**** Supplied material ****

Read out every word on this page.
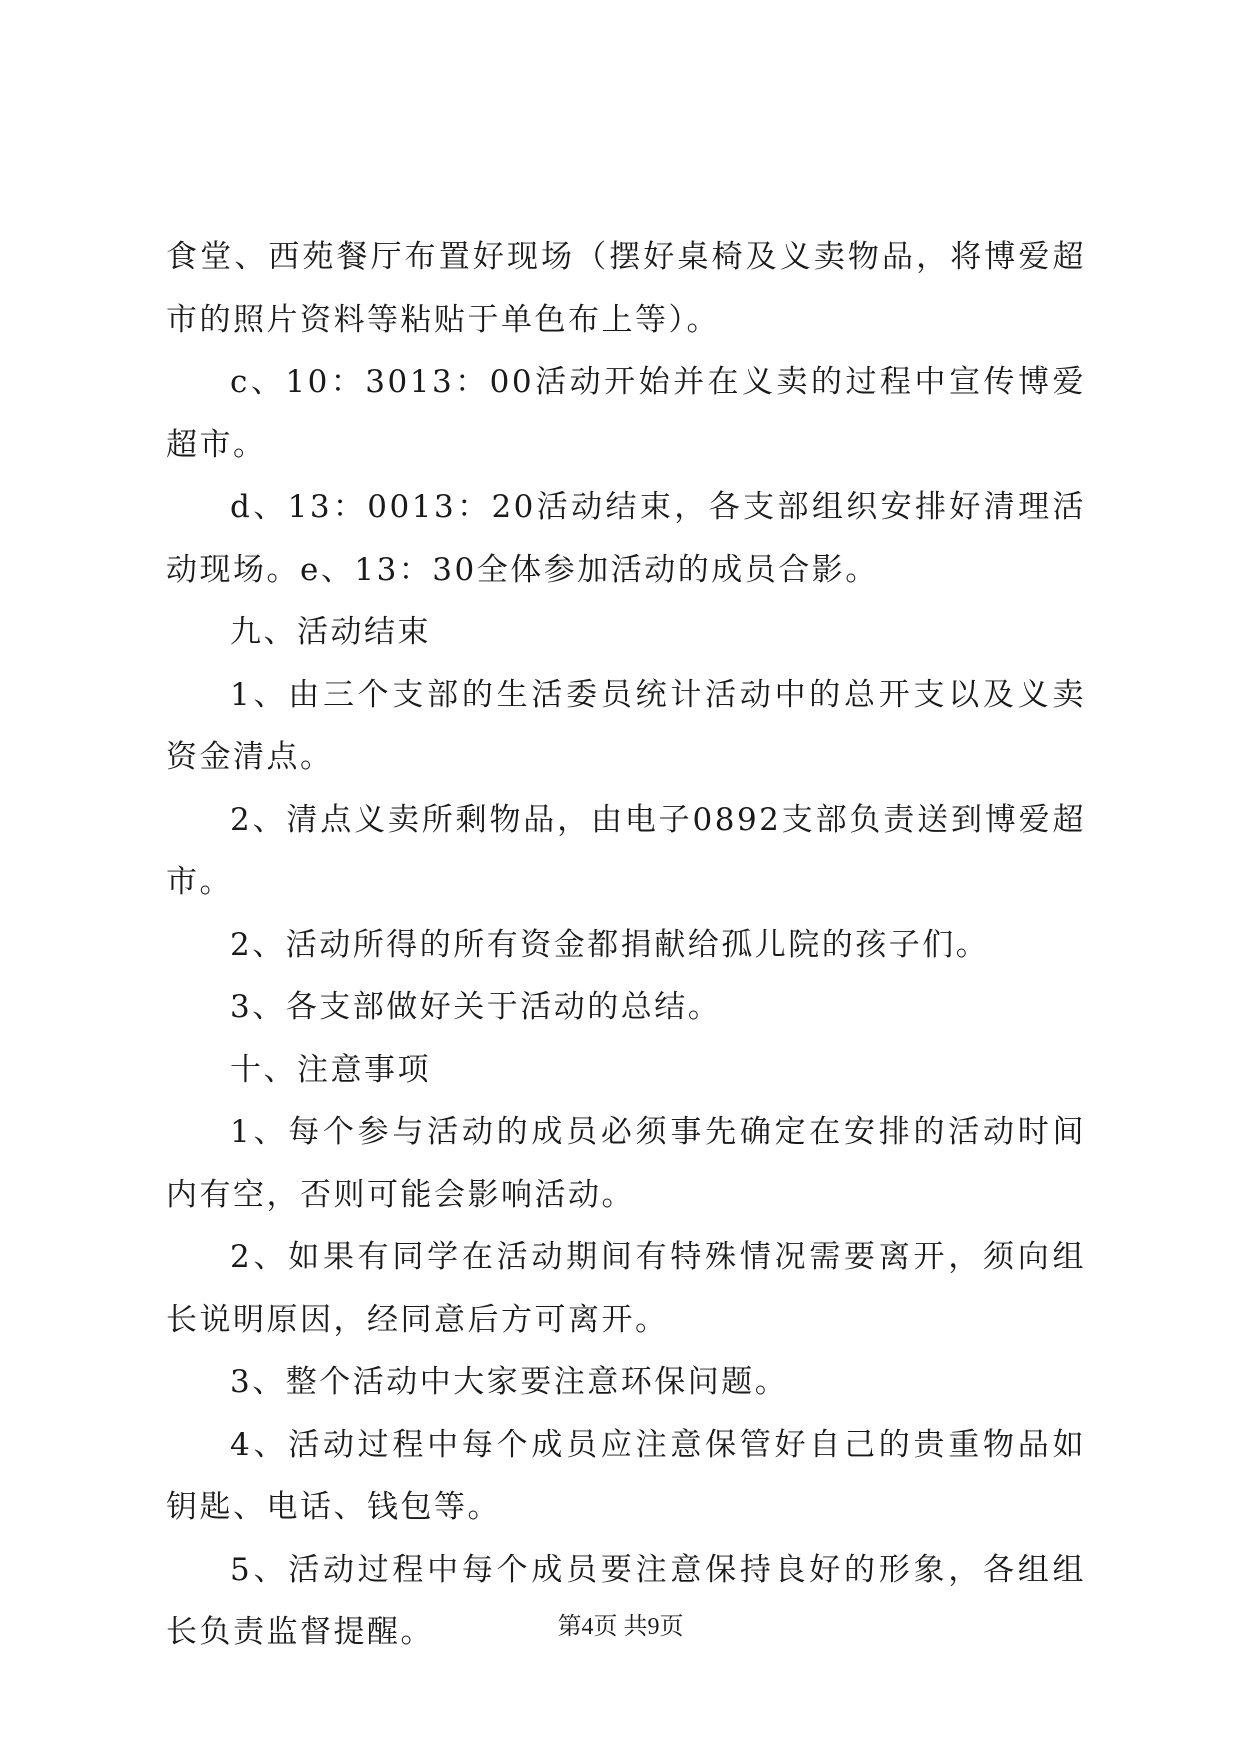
食堂、西苑餐厅布置好现场（摆好桌椅及义卖物品，将博爱超市的照片资料等粘贴于单色布上等）。

c、10：3013：00活动开始并在义卖的过程中宣传博爱超市。

d、13：0013：20活动结束，各支部组织安排好清理活动现场。e、13：30全体参加活动的成员合影。

九、活动结束

1、由三个支部的生活委员统计活动中的总开支以及义卖资金清点。

2、清点义卖所剩物品，由电子0892支部负责送到博爱超市。

2、活动所得的所有资金都捐献给孤儿院的孩子们。

3、各支部做好关于活动的总结。

十、注意事项

1、每个参与活动的成员必须事先确定在安排的活动时间内有空，否则可能会影响活动。

2、如果有同学在活动期间有特殊情况需要离开，须向组长说明原因，经同意后方可离开。

3、整个活动中大家要注意环保问题。

4、活动过程中每个成员应注意保管好自己的贵重物品如钥匙、电话、钱包等。

5、活动过程中每个成员要注意保持良好的形象，各组组长负责监督提醒。	第4页 共9页
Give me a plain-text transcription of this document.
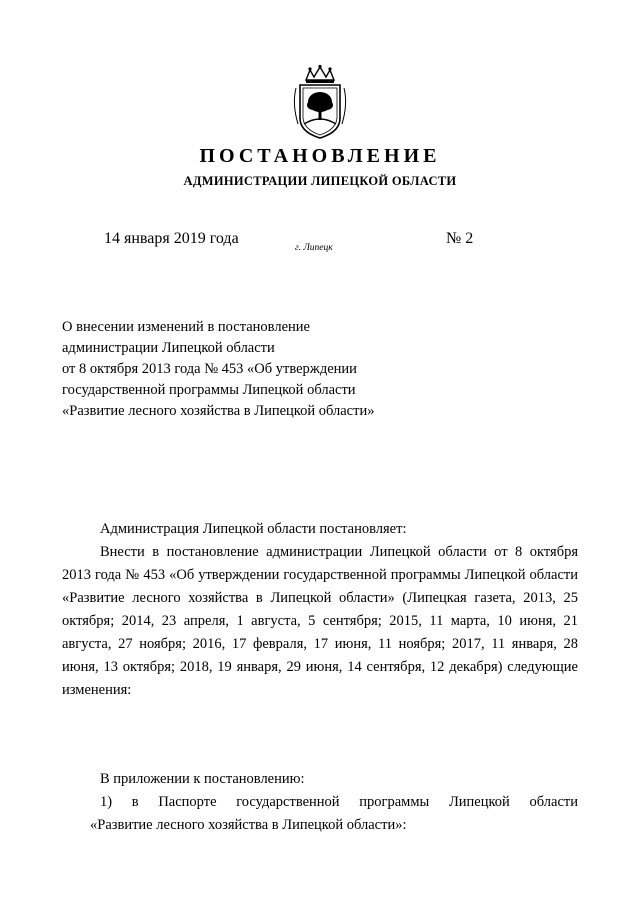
ПОСТАНОВЛЕНИЕ
АДМИНИСТРАЦИИ ЛИПЕЦКОЙ ОБЛАСТИ
14 января 2019 года
г. Липецк
№ 2
О внесении изменений в постановление
администрации Липецкой области
от 8 октября 2013 года № 453 «Об утверждении
государственной программы Липецкой области
«Развитие лесного хозяйства в Липецкой области»
Администрация Липецкой области постановляет:
Внести в постановление администрации Липецкой области от 8 октября 2013 года № 453 «Об утверждении государственной программы Липецкой области «Развитие лесного хозяйства в Липецкой области» (Липецкая газета, 2013, 25 октября; 2014, 23 апреля, 1 августа, 5 сентября; 2015, 11 марта, 10 июня, 21 августа, 27 ноября; 2016, 17 февраля, 17 июня, 11 ноября; 2017, 11 января, 28 июня, 13 октября; 2018, 19 января, 29 июня, 14 сентября, 12 декабря) следующие изменения:
В приложении к постановлению:
1) в Паспорте государственной программы Липецкой области
«Развитие лесного хозяйства в Липецкой области»:
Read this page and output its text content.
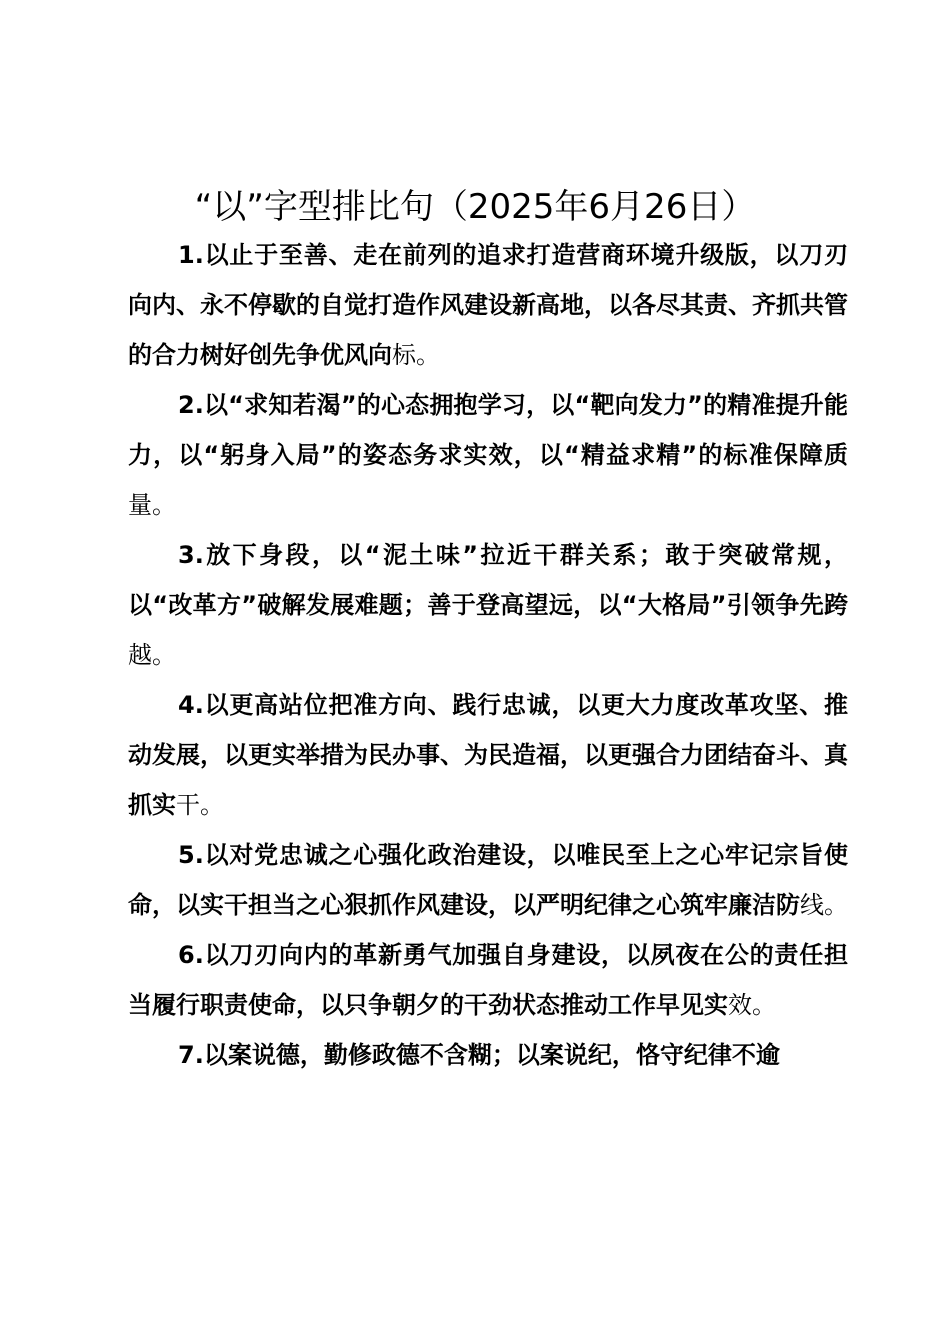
“以”字型排比句（2025年6月26日）

1.以止于至善、走在前列的追求打造营商环境升级版，以刀刃向内、永不停歇的自觉打造作风建设新高地，以各尽其责、齐抓共管的合力树好创先争优风向标。

2.以“求知若渴”的心态拥抱学习，以“靶向发力”的精准提升能力，以“躬身入局”的姿态务求实效，以“精益求精”的标准保障质量。

3.放下身段，以“泥土味”拉近干群关系；敢于突破常规，以“改革方”破解发展难题；善于登高望远，以“大格局”引领争先跨越。

4.以更高站位把准方向、践行忠诚，以更大力度改革攻坚、推动发展，以更实举措为民办事、为民造福，以更强合力团结奋斗、真抓实干。

5.以对党忠诚之心强化政治建设，以唯民至上之心牢记宗旨使命，以实干担当之心狠抓作风建设，以严明纪律之心筑牢廉洁防线。

6.以刀刃向内的革新勇气加强自身建设，以夙夜在公的责任担当履行职责使命，以只争朝夕的干劲状态推动工作早见实效。

7.以案说德，勤修政德不含糊；以案说纪，恪守纪律不逾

****

Task objective. Take the line that contains "Give me a plain-text" as the first and the last line of the records as the end, and please quote those lines exactly, pictures omitted.

The reply.
Give me a plain-text transcription of this document.
ПОСТАНОВЛЕНИЕ
АДМИНИСТРАЦИИ ЛИПЕЦКОЙ ОБЛАСТИ
14 января 2019 года
г. Липецк
№ 2
О внесении изменений в постановление
администрации Липецкой области
от 8 октября 2013 года № 453 «Об утверждении
государственной программы Липецкой области
«Развитие лесного хозяйства в Липецкой области»
Администрация Липецкой области постановляет:
Внести в постановление администрации Липецкой области от 8 октября 2013 года № 453 «Об утверждении государственной программы Липецкой области «Развитие лесного хозяйства в Липецкой области» (Липецкая газета, 2013, 25 октября; 2014, 23 апреля, 1 августа, 5 сентября; 2015, 11 марта, 10 июня, 21 августа, 27 ноября; 2016, 17 февраля, 17 июня, 11 ноября; 2017, 11 января, 28 июня, 13 октября; 2018, 19 января, 29 июня, 14 сентября, 12 декабря) следующие изменения:
В приложении к постановлению:
1) в Паспорте государственной программы Липецкой области
«Развитие лесного хозяйства в Липецкой области»:
Read this page and output its text content.
“以”字型排比句（2025年6月26日）

1.以止于至善、走在前列的追求打造营商环境升级版，以刀刃向内、永不停歇的自觉打造作风建设新高地，以各尽其责、齐抓共管的合力树好创先争优风向标。

2.以“求知若渴”的心态拥抱学习，以“靶向发力”的精准提升能力，以“躬身入局”的姿态务求实效，以“精益求精”的标准保障质量。

3.放下身段，以“泥土味”拉近干群关系；敢于突破常规，以“改革方”破解发展难题；善于登高望远，以“大格局”引领争先跨越。

4.以更高站位把准方向、践行忠诚，以更大力度改革攻坚、推动发展，以更实举措为民办事、为民造福，以更强合力团结奋斗、真抓实干。

5.以对党忠诚之心强化政治建设，以唯民至上之心牢记宗旨使命，以实干担当之心狠抓作风建设，以严明纪律之心筑牢廉洁防线。

6.以刀刃向内的革新勇气加强自身建设，以夙夜在公的责任担当履行职责使命，以只争朝夕的干劲状态推动工作早见实效。

7.以案说德，勤修政德不含糊；以案说纪，恪守纪律不逾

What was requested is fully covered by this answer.